— MATERIAL SUPPLIED —
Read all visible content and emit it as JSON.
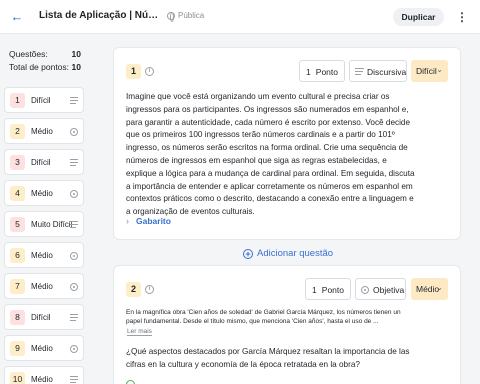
{
  "header": {
    "back_icon": "arrow-left-icon",
    "title": "Lista de Aplicação | Números Ordinais",
    "visibility": "Pública",
    "duplicate_label": "Duplicar",
    "menu_icon": "more-vertical-icon"
  },
  "sidebar": {
    "questions_label": "Questões:",
    "questions_count": "10",
    "points_label": "Total de pontos:",
    "points_count": "10",
    "items": [
      {
        "num": "1",
        "difficulty": "Difícil",
        "type_icon": "lines-icon"
      },
      {
        "num": "2",
        "difficulty": "Médio",
        "type_icon": "radio-icon"
      },
      {
        "num": "3",
        "difficulty": "Difícil",
        "type_icon": "lines-icon"
      },
      {
        "num": "4",
        "difficulty": "Médio",
        "type_icon": "radio-icon"
      },
      {
        "num": "5",
        "difficulty": "Muito Difícil",
        "type_icon": "lines-icon"
      },
      {
        "num": "6",
        "difficulty": "Médio",
        "type_icon": "radio-icon"
      },
      {
        "num": "7",
        "difficulty": "Médio",
        "type_icon": "radio-icon"
      },
      {
        "num": "8",
        "difficulty": "Difícil",
        "type_icon": "lines-icon"
      },
      {
        "num": "9",
        "difficulty": "Médio",
        "type_icon": "radio-icon"
      },
      {
        "num": "10",
        "difficulty": "Médio",
        "type_icon": "lines-icon"
      }
    ]
  },
  "question1": {
    "number": "1",
    "points_value": "1",
    "points_unit": "Ponto",
    "type_label": "Discursiva",
    "difficulty": "Difícil",
    "text": "Imagine que você está organizando um evento cultural e precisa criar os ingressos para os participantes. Os ingressos são numerados em espanhol e, para garantir a autenticidade, cada número é escrito por extenso. Você decide que os primeiros 100 ingressos terão números cardinais e a partir do 101º ingresso, os números serão escritos na forma ordinal. Crie uma sequência de números de ingressos em espanhol que siga as regras estabelecidas, e explique a lógica para a mudança de cardinal para ordinal. Em seguida, discuta a importância de entender e aplicar corretamente os números em espanhol em contextos práticos como o descrito, destacando a conexão entre a linguagem e a organização de eventos culturais.",
    "answer_label": "Gabarito"
  },
  "add_question_label": "Adicionar questão",
  "question2": {
    "number": "2",
    "points_value": "1",
    "points_unit": "Ponto",
    "type_label": "Objetiva",
    "difficulty": "Médio",
    "passage": "En la magnífica obra 'Cien años de soledad' de Gabriel García Márquez, los números tienen un papel fundamental. Desde el título mismo, que menciona 'Cien años', hasta el uso de ...",
    "read_more": "Ler mais",
    "text": "¿Qué aspectos destacados por García Márquez resaltan la importancia de las cifras en la cultura y economía de la época retratada en la obra?"
  }
}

— TASK DIRECTIONS —
Quote the records in their entirety, keeping the wording exact and excluding pictures.

— THE RESPONSE —
Read all visible content and emit it as JSON.
{
  "header": {
    "back_icon": "arrow-left-icon",
    "title": "Lista de Aplicação | Números Ordinais",
    "visibility": "Pública",
    "duplicate_label": "Duplicar",
    "menu_icon": "more-vertical-icon"
  },
  "sidebar": {
    "questions_label": "Questões:",
    "questions_count": "10",
    "points_label": "Total de pontos:",
    "points_count": "10",
    "items": [
      {
        "num": "1",
        "difficulty": "Difícil",
        "type_icon": "lines-icon"
      },
      {
        "num": "2",
        "difficulty": "Médio",
        "type_icon": "radio-icon"
      },
      {
        "num": "3",
        "difficulty": "Difícil",
        "type_icon": "lines-icon"
      },
      {
        "num": "4",
        "difficulty": "Médio",
        "type_icon": "radio-icon"
      },
      {
        "num": "5",
        "difficulty": "Muito Difícil",
        "type_icon": "lines-icon"
      },
      {
        "num": "6",
        "difficulty": "Médio",
        "type_icon": "radio-icon"
      },
      {
        "num": "7",
        "difficulty": "Médio",
        "type_icon": "radio-icon"
      },
      {
        "num": "8",
        "difficulty": "Difícil",
        "type_icon": "lines-icon"
      },
      {
        "num": "9",
        "difficulty": "Médio",
        "type_icon": "radio-icon"
      },
      {
        "num": "10",
        "difficulty": "Médio",
        "type_icon": "lines-icon"
      }
    ]
  },
  "question1": {
    "number": "1",
    "points_value": "1",
    "points_unit": "Ponto",
    "type_label": "Discursiva",
    "difficulty": "Difícil",
    "text": "Imagine que você está organizando um evento cultural e precisa criar os ingressos para os participantes. Os ingressos são numerados em espanhol e, para garantir a autenticidade, cada número é escrito por extenso. Você decide que os primeiros 100 ingressos terão números cardinais e a partir do 101º ingresso, os números serão escritos na forma ordinal. Crie uma sequência de números de ingressos em espanhol que siga as regras estabelecidas, e explique a lógica para a mudança de cardinal para ordinal. Em seguida, discuta a importância de entender e aplicar corretamente os números em espanhol em contextos práticos como o descrito, destacando a conexão entre a linguagem e a organização de eventos culturais.",
    "answer_label": "Gabarito"
  },
  "add_question_label": "Adicionar questão",
  "question2": {
    "number": "2",
    "points_value": "1",
    "points_unit": "Ponto",
    "type_label": "Objetiva",
    "difficulty": "Médio",
    "passage": "En la magnífica obra 'Cien años de soledad' de Gabriel García Márquez, los números tienen un papel fundamental. Desde el título mismo, que menciona 'Cien años', hasta el uso de ...",
    "read_more": "Ler mais",
    "text": "¿Qué aspectos destacados por García Márquez resaltan la importancia de las cifras en la cultura y economía de la época retratada en la obra?"
  }
}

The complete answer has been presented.